--- Text block ---
* * * *

One reason might be that “memorizing” has become a dirty word in education (the “rote” part has become implicit). Yet all learning involves memory: it’s a spectrum, which is why spaced repetition improves generalization too (really, it improves learning anything at all). The second reason is that the “block model” of learning (learn one thing, learn the next) is much easier to implement in mass education; just as a factory, by being a system of mass production, is made as modular as possible, so too are our schools.
Unbounded by such concerns, I could go two steps forward, one step back. But I needed a set of phonics-based early readers that was large enough to trace a spiral. After completing simple phonics (described in Part 3), Roman could read “The cat sat on the mat” (slowly), but not “the feline reclined on the carpet.” Luckily, I was pointed to Julia Donaldson’s Songbirds Phonics books. Julia Donaldson is a renowned children’s book author, so unlike other phonics-based progression books, her set is well-written, with good illustrations, clever nods for parents, and an appropriate air of delight. They’re good books, in other words. This matters immensely, since the whole point is getting the kid to love books!

I took the Donaldson books and quite literally traced out a massive Archimedean spiral. If you had charted our progress from session to session, it would have looked like this: originating in the middle with the simplest Stage 1 books, more books were added, repeating for a time but then becoming rarer and rarer in the procession, making way for newer books. We started with goals like reading a single book in a single session. By the end, he often read three or four books.
So much re-reading didn’t feel unnatural because, as any parent can tell you, toddlers love to re-read books (and re-watch movies, and re-play games, ad infinitum).

* * * *

Stored entries

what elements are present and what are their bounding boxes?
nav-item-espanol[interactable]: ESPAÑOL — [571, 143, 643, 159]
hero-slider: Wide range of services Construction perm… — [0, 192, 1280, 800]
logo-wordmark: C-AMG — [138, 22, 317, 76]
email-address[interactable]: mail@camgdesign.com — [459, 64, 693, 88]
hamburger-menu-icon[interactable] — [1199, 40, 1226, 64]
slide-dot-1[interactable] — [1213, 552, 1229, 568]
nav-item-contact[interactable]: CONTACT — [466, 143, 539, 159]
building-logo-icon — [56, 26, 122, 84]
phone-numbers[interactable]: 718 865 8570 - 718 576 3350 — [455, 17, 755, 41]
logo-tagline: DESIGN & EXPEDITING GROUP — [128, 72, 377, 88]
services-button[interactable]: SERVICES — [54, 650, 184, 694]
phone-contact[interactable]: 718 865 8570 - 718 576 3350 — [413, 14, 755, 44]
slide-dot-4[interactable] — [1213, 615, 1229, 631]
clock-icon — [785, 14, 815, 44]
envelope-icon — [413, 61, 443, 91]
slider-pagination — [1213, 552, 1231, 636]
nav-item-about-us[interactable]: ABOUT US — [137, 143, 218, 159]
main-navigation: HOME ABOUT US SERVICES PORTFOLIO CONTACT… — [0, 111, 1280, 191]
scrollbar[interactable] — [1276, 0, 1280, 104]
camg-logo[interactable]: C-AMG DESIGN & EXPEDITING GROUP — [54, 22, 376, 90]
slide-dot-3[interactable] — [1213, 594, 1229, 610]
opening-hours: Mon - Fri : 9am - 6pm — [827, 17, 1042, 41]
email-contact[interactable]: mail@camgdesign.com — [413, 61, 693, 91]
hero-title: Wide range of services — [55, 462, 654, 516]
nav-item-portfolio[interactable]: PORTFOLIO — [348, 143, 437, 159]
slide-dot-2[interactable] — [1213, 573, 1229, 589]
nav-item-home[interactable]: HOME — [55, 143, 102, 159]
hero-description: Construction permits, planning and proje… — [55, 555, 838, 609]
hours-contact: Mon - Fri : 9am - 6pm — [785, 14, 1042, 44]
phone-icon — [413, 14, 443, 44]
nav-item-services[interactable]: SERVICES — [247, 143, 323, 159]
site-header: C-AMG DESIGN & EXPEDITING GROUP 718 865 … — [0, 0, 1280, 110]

* * * *

--- Problems and tasks ---
A: From the passage on early reading above, extract everything from "I took the Donaldson" down to "games, ad infinitum).".
B: Condense the paragraph of the passage on early reading that begins "I took the Donaldson books" into a short list that keeps its main facts.
C: Answer these questions using the passage on early reading, one line each:
(i) Who wrote the Songbirds Phonics books?
(ii) Which model of learning does the passage call much easier to implement in mass education?
(iii) By the end, how many books were often read in a session?

--- Answers to the tasks ---
A:
I took the Donaldson books and quite literally traced out a massive Archimedean spiral. If you had charted our progress from session to session, it would have looked like this: originating in the middle with the simplest Stage 1 books, more books were added, repeating for a time but then becoming rarer and rarer in the procession, making way for newer books. We started with goals like reading a single book in a single session. By the end, he often read three or four books.
So much re-reading didn’t feel unnatural because, as any parent can tell you, toddlers love to re-read books (and re-watch movies, and re-play games, ad infinitum).

B:
- The Donaldson books were used to trace a massive Archimedean spiral.
- Progress began in the middle with the simplest Stage 1 books.
- More books were added. Earlier ones repeated for a time, then appeared more and more rarely to make way for newer ones.
- The first goal was reading a single book in a single session.
- By the end, three or four books were often read in a session.

C:
(i) Julia Donaldson
(ii) The "block model" of learning (learn one thing, learn the next)
(iii) Three or four